··· Information shown

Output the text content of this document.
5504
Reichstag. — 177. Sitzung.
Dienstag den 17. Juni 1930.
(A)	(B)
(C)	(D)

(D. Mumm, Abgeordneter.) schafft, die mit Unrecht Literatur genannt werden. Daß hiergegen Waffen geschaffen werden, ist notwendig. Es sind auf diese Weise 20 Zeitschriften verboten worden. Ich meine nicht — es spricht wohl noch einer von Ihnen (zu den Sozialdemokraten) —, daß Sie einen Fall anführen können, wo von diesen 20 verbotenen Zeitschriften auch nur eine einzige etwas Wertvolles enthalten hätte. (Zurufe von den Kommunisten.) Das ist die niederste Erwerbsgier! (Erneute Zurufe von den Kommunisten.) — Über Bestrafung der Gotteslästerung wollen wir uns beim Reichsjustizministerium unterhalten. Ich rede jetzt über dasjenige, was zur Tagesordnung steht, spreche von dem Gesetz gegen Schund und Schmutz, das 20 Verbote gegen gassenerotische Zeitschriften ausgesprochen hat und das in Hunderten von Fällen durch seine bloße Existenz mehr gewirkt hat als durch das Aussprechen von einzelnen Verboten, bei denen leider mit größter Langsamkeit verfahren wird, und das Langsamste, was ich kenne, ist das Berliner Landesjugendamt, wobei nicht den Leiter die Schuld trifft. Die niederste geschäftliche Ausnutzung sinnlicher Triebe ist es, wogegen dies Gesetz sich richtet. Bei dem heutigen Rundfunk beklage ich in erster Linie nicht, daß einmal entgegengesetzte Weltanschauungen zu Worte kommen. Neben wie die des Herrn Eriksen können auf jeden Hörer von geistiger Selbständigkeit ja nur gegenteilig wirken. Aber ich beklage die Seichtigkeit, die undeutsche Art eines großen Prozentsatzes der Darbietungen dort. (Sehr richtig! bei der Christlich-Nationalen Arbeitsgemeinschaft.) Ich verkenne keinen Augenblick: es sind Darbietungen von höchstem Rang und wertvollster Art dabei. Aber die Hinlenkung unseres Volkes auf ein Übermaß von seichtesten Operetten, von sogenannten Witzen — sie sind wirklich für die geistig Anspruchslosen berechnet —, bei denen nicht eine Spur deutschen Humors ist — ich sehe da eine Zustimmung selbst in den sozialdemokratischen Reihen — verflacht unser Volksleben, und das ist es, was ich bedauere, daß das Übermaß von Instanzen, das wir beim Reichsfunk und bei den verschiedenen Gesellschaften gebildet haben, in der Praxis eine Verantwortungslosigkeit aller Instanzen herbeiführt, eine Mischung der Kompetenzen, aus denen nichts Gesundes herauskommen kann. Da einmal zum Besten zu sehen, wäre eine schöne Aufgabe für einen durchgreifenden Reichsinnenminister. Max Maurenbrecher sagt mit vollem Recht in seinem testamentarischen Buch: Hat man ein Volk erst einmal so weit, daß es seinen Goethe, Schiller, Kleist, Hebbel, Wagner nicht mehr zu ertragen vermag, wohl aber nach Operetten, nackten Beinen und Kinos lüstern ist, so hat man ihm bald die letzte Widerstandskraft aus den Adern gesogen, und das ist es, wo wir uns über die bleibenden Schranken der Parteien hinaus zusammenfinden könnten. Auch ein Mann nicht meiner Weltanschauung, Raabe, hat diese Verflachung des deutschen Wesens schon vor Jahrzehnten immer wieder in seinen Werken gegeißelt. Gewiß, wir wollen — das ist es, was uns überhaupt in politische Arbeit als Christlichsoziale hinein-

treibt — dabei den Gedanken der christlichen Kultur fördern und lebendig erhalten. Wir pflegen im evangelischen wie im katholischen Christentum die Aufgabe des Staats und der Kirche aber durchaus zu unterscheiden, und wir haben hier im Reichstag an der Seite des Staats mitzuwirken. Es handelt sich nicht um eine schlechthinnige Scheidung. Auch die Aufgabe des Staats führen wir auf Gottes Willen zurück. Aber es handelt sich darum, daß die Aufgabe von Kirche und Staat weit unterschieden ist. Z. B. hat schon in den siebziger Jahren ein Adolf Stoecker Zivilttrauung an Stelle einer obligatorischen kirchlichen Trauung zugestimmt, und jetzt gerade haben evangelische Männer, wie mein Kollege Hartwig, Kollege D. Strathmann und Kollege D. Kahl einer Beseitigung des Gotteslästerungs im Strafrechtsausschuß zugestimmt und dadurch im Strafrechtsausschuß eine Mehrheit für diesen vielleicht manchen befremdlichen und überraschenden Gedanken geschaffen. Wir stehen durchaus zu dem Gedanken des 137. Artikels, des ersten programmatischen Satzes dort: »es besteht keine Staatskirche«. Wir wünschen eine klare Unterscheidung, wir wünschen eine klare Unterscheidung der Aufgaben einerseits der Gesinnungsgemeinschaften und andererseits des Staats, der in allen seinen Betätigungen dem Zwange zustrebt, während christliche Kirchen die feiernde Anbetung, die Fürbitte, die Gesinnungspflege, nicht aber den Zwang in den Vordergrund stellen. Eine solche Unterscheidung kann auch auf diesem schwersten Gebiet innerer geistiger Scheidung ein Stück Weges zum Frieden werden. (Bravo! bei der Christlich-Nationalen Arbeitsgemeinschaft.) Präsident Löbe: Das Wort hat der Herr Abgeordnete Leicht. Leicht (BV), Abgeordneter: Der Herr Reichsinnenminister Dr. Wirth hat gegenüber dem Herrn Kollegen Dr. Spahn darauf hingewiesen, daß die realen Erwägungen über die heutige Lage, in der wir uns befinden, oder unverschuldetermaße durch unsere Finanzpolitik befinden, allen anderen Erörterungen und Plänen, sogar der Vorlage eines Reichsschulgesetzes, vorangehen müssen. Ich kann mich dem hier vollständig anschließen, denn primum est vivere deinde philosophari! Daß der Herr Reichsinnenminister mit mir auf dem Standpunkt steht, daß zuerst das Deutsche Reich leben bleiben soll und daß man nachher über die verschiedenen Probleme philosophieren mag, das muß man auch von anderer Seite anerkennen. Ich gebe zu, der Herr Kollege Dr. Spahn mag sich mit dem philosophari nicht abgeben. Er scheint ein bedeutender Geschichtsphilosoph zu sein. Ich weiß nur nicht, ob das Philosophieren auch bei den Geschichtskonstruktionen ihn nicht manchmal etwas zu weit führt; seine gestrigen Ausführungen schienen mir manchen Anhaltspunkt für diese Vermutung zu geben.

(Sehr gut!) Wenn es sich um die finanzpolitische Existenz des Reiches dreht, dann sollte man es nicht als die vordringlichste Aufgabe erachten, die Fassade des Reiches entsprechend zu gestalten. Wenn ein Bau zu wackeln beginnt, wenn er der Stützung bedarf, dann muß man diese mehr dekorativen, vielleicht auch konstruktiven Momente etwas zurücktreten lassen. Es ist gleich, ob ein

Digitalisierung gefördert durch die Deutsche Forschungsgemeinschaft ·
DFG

······

* _What you need to do_:
All of the data shown above must be copied exactly.

* _Right answer_:
Output the text content of this document.
5504
Reichstag. — 177. Sitzung.
Dienstag den 17. Juni 1930.
(A)	(B)
(C)	(D)

(D. Mumm, Abgeordneter.) schafft, die mit Unrecht Literatur genannt werden. Daß hiergegen Waffen geschaffen werden, ist notwendig. Es sind auf diese Weise 20 Zeitschriften verboten worden. Ich meine nicht — es spricht wohl noch einer von Ihnen (zu den Sozialdemokraten) —, daß Sie einen Fall anführen können, wo von diesen 20 verbotenen Zeitschriften auch nur eine einzige etwas Wertvolles enthalten hätte. (Zurufe von den Kommunisten.) Das ist die niederste Erwerbsgier! (Erneute Zurufe von den Kommunisten.) — Über Bestrafung der Gotteslästerung wollen wir uns beim Reichsjustizministerium unterhalten. Ich rede jetzt über dasjenige, was zur Tagesordnung steht, spreche von dem Gesetz gegen Schund und Schmutz, das 20 Verbote gegen gassenerotische Zeitschriften ausgesprochen hat und das in Hunderten von Fällen durch seine bloße Existenz mehr gewirkt hat als durch das Aussprechen von einzelnen Verboten, bei denen leider mit größter Langsamkeit verfahren wird, und das Langsamste, was ich kenne, ist das Berliner Landesjugendamt, wobei nicht den Leiter die Schuld trifft. Die niederste geschäftliche Ausnutzung sinnlicher Triebe ist es, wogegen dies Gesetz sich richtet. Bei dem heutigen Rundfunk beklage ich in erster Linie nicht, daß einmal entgegengesetzte Weltanschauungen zu Worte kommen. Neben wie die des Herrn Eriksen können auf jeden Hörer von geistiger Selbständigkeit ja nur gegenteilig wirken. Aber ich beklage die Seichtigkeit, die undeutsche Art eines großen Prozentsatzes der Darbietungen dort. (Sehr richtig! bei der Christlich-Nationalen Arbeitsgemeinschaft.) Ich verkenne keinen Augenblick: es sind Darbietungen von höchstem Rang und wertvollster Art dabei. Aber die Hinlenkung unseres Volkes auf ein Übermaß von seichtesten Operetten, von sogenannten Witzen — sie sind wirklich für die geistig Anspruchslosen berechnet —, bei denen nicht eine Spur deutschen Humors ist — ich sehe da eine Zustimmung selbst in den sozialdemokratischen Reihen — verflacht unser Volksleben, und das ist es, was ich bedauere, daß das Übermaß von Instanzen, das wir beim Reichsfunk und bei den verschiedenen Gesellschaften gebildet haben, in der Praxis eine Verantwortungslosigkeit aller Instanzen herbeiführt, eine Mischung der Kompetenzen, aus denen nichts Gesundes herauskommen kann. Da einmal zum Besten zu sehen, wäre eine schöne Aufgabe für einen durchgreifenden Reichsinnenminister. Max Maurenbrecher sagt mit vollem Recht in seinem testamentarischen Buch: Hat man ein Volk erst einmal so weit, daß es seinen Goethe, Schiller, Kleist, Hebbel, Wagner nicht mehr zu ertragen vermag, wohl aber nach Operetten, nackten Beinen und Kinos lüstern ist, so hat man ihm bald die letzte Widerstandskraft aus den Adern gesogen, und das ist es, wo wir uns über die bleibenden Schranken der Parteien hinaus zusammenfinden könnten. Auch ein Mann nicht meiner Weltanschauung, Raabe, hat diese Verflachung des deutschen Wesens schon vor Jahrzehnten immer wieder in seinen Werken gegeißelt. Gewiß, wir wollen — das ist es, was uns überhaupt in politische Arbeit als Christlichsoziale hinein-

treibt — dabei den Gedanken der christlichen Kultur fördern und lebendig erhalten. Wir pflegen im evangelischen wie im katholischen Christentum die Aufgabe des Staats und der Kirche aber durchaus zu unterscheiden, und wir haben hier im Reichstag an der Seite des Staats mitzuwirken. Es handelt sich nicht um eine schlechthinnige Scheidung. Auch die Aufgabe des Staats führen wir auf Gottes Willen zurück. Aber es handelt sich darum, daß die Aufgabe von Kirche und Staat weit unterschieden ist. Z. B. hat schon in den siebziger Jahren ein Adolf Stoecker Zivilttrauung an Stelle einer obligatorischen kirchlichen Trauung zugestimmt, und jetzt gerade haben evangelische Männer, wie mein Kollege Hartwig, Kollege D. Strathmann und Kollege D. Kahl einer Beseitigung des Gotteslästerungs im Strafrechtsausschuß zugestimmt und dadurch im Strafrechtsausschuß eine Mehrheit für diesen vielleicht manchen befremdlichen und überraschenden Gedanken geschaffen. Wir stehen durchaus zu dem Gedanken des 137. Artikels, des ersten programmatischen Satzes dort: »es besteht keine Staatskirche«. Wir wünschen eine klare Unterscheidung, wir wünschen eine klare Unterscheidung der Aufgaben einerseits der Gesinnungsgemeinschaften und andererseits des Staats, der in allen seinen Betätigungen dem Zwange zustrebt, während christliche Kirchen die feiernde Anbetung, die Fürbitte, die Gesinnungspflege, nicht aber den Zwang in den Vordergrund stellen. Eine solche Unterscheidung kann auch auf diesem schwersten Gebiet innerer geistiger Scheidung ein Stück Weges zum Frieden werden. (Bravo! bei der Christlich-Nationalen Arbeitsgemeinschaft.) Präsident Löbe: Das Wort hat der Herr Abgeordnete Leicht. Leicht (BV), Abgeordneter: Der Herr Reichsinnenminister Dr. Wirth hat gegenüber dem Herrn Kollegen Dr. Spahn darauf hingewiesen, daß die realen Erwägungen über die heutige Lage, in der wir uns befinden, oder unverschuldetermaße durch unsere Finanzpolitik befinden, allen anderen Erörterungen und Plänen, sogar der Vorlage eines Reichsschulgesetzes, vorangehen müssen. Ich kann mich dem hier vollständig anschließen, denn primum est vivere deinde philosophari! Daß der Herr Reichsinnenminister mit mir auf dem Standpunkt steht, daß zuerst das Deutsche Reich leben bleiben soll und daß man nachher über die verschiedenen Probleme philosophieren mag, das muß man auch von anderer Seite anerkennen. Ich gebe zu, der Herr Kollege Dr. Spahn mag sich mit dem philosophari nicht abgeben. Er scheint ein bedeutender Geschichtsphilosoph zu sein. Ich weiß nur nicht, ob das Philosophieren auch bei den Geschichtskonstruktionen ihn nicht manchmal etwas zu weit führt; seine gestrigen Ausführungen schienen mir manchen Anhaltspunkt für diese Vermutung zu geben.

(Sehr gut!) Wenn es sich um die finanzpolitische Existenz des Reiches dreht, dann sollte man es nicht als die vordringlichste Aufgabe erachten, die Fassade des Reiches entsprechend zu gestalten. Wenn ein Bau zu wackeln beginnt, wenn er der Stützung bedarf, dann muß man diese mehr dekorativen, vielleicht auch konstruktiven Momente etwas zurücktreten lassen. Es ist gleich, ob ein

Digitalisierung gefördert durch die Deutsche Forschungsgemeinschaft ·
DFG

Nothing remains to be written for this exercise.